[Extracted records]
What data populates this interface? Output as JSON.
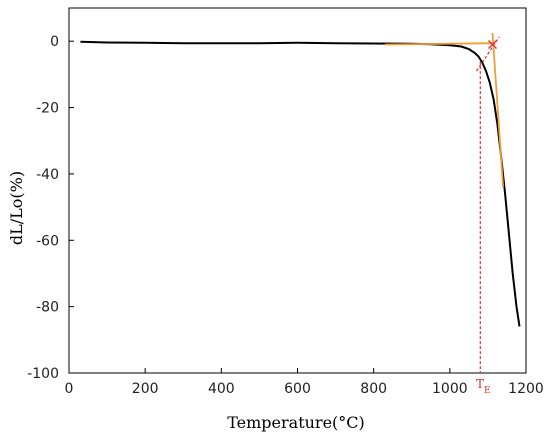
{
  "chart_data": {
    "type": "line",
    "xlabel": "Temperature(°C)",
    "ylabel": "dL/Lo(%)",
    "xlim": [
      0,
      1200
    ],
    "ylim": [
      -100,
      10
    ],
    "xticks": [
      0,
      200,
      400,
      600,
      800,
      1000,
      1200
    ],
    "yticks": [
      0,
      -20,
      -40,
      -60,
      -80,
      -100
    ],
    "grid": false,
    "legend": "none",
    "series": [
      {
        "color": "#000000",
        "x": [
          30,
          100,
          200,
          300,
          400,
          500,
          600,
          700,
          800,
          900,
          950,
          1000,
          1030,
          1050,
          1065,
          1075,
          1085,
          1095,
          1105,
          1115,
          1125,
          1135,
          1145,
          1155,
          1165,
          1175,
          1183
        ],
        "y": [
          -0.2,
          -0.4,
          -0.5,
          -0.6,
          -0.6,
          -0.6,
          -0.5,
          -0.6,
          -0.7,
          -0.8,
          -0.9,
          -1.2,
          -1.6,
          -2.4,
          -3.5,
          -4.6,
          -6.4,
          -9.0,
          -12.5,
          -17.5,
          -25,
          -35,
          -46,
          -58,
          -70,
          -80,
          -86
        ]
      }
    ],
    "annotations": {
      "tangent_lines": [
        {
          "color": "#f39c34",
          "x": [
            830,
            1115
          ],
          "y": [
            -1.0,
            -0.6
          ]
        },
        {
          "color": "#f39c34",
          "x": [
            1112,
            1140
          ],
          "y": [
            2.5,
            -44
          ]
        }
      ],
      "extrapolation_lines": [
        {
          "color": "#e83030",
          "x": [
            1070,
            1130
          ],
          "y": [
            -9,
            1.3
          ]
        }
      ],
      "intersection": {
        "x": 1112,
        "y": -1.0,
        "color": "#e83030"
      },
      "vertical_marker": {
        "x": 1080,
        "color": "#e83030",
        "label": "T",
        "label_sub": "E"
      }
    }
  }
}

Given task » Copy each line of the data above that holds "color".

Right answer »
        "color": "#000000",
          "color": "#f39c34",
          "color": "#f39c34",
          "color": "#e83030",
        "color": "#e83030"
        "color": "#e83030",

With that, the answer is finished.